- _DIRECTIONS FOR THIS TASK_
Reproduce every line of the material below verbatim, leaving out the pictures.

Stored records
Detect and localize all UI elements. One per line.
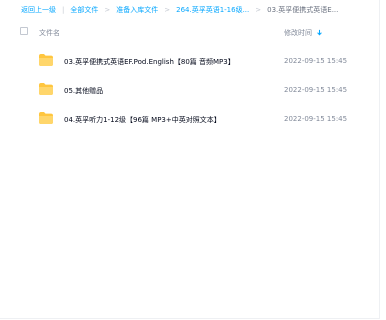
file-list-panel: 返回上一级 | 全部文件 > 准备入库文件 > 264.英孚英语1-16级...… — [0, 0, 380, 319]
file-modified-time: 2022-09-15 15:45 — [284, 57, 348, 65]
column-header-name[interactable]: 文件名 — [39, 28, 60, 38]
breadcrumb: 返回上一级 | 全部文件 > 准备入库文件 > 264.英孚英语1-16级...… — [21, 3, 338, 17]
breadcrumb-all-files[interactable]: 全部文件 — [70, 5, 98, 15]
folder-icon — [39, 112, 53, 124]
folder-icon — [39, 83, 53, 95]
file-name[interactable]: 03.英孚便携式英语EF.Pod.English【80篇 音频MP3】 — [64, 57, 235, 67]
breadcrumb-chevron-icon: > — [104, 6, 111, 14]
file-name[interactable]: 05.其他赠品 — [64, 86, 103, 96]
table-row[interactable]: 05.其他赠品 2022-09-15 15:45 — [0, 77, 380, 103]
breadcrumb-prepare-folder[interactable]: 准备入库文件 — [116, 5, 158, 15]
breadcrumb-current: 03.英孚便携式英语E... — [267, 6, 339, 14]
select-all-checkbox[interactable] — [20, 27, 28, 35]
file-modified-time: 2022-09-15 15:45 — [284, 86, 348, 94]
breadcrumb-separator: | — [62, 6, 65, 14]
column-header-modified-time[interactable]: 修改时间 — [284, 28, 312, 38]
back-link[interactable]: 返回上一级 — [21, 5, 56, 15]
breadcrumb-chevron-icon: > — [255, 6, 262, 14]
table-row[interactable]: 04.英孚听力1-12级【96篇 MP3+中英对照文本】 2022-09-15 … — [0, 106, 380, 132]
breadcrumb-chevron-icon: > — [164, 6, 171, 14]
file-name[interactable]: 04.英孚听力1-12级【96篇 MP3+中英对照文本】 — [64, 115, 221, 125]
sort-desc-icon[interactable] — [316, 29, 323, 36]
table-header: 文件名 修改时间 — [0, 23, 380, 41]
table-row[interactable]: 03.英孚便携式英语EF.Pod.English【80篇 音频MP3】 2022… — [0, 48, 380, 74]
file-modified-time: 2022-09-15 15:45 — [284, 115, 348, 123]
breadcrumb-ef-folder[interactable]: 264.英孚英语1-16级... — [176, 5, 249, 15]
folder-icon — [39, 54, 53, 66]
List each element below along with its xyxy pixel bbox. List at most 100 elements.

- _CORRECT OUTPUT_
Detect and localize all UI elements. One per line.
file-list-panel: 返回上一级 | 全部文件 > 准备入库文件 > 264.英孚英语1-16级...… — [0, 0, 380, 319]
file-modified-time: 2022-09-15 15:45 — [284, 57, 348, 65]
column-header-name[interactable]: 文件名 — [39, 28, 60, 38]
breadcrumb: 返回上一级 | 全部文件 > 准备入库文件 > 264.英孚英语1-16级...… — [21, 3, 338, 17]
breadcrumb-all-files[interactable]: 全部文件 — [70, 5, 98, 15]
folder-icon — [39, 112, 53, 124]
folder-icon — [39, 83, 53, 95]
file-name[interactable]: 03.英孚便携式英语EF.Pod.English【80篇 音频MP3】 — [64, 57, 235, 67]
breadcrumb-chevron-icon: > — [104, 6, 111, 14]
file-name[interactable]: 05.其他赠品 — [64, 86, 103, 96]
table-row[interactable]: 05.其他赠品 2022-09-15 15:45 — [0, 77, 380, 103]
breadcrumb-prepare-folder[interactable]: 准备入库文件 — [116, 5, 158, 15]
breadcrumb-current: 03.英孚便携式英语E... — [267, 6, 339, 14]
select-all-checkbox[interactable] — [20, 27, 28, 35]
file-modified-time: 2022-09-15 15:45 — [284, 86, 348, 94]
breadcrumb-separator: | — [62, 6, 65, 14]
column-header-modified-time[interactable]: 修改时间 — [284, 28, 312, 38]
back-link[interactable]: 返回上一级 — [21, 5, 56, 15]
breadcrumb-chevron-icon: > — [255, 6, 262, 14]
table-row[interactable]: 04.英孚听力1-12级【96篇 MP3+中英对照文本】 2022-09-15 … — [0, 106, 380, 132]
breadcrumb-chevron-icon: > — [164, 6, 171, 14]
file-name[interactable]: 04.英孚听力1-12级【96篇 MP3+中英对照文本】 — [64, 115, 221, 125]
sort-desc-icon[interactable] — [316, 29, 323, 36]
table-header: 文件名 修改时间 — [0, 23, 380, 41]
table-row[interactable]: 03.英孚便携式英语EF.Pod.English【80篇 音频MP3】 2022… — [0, 48, 380, 74]
file-modified-time: 2022-09-15 15:45 — [284, 115, 348, 123]
breadcrumb-ef-folder[interactable]: 264.英孚英语1-16级... — [176, 5, 249, 15]
folder-icon — [39, 54, 53, 66]
List each element below along with its xyxy pixel bbox. List at most 100 elements.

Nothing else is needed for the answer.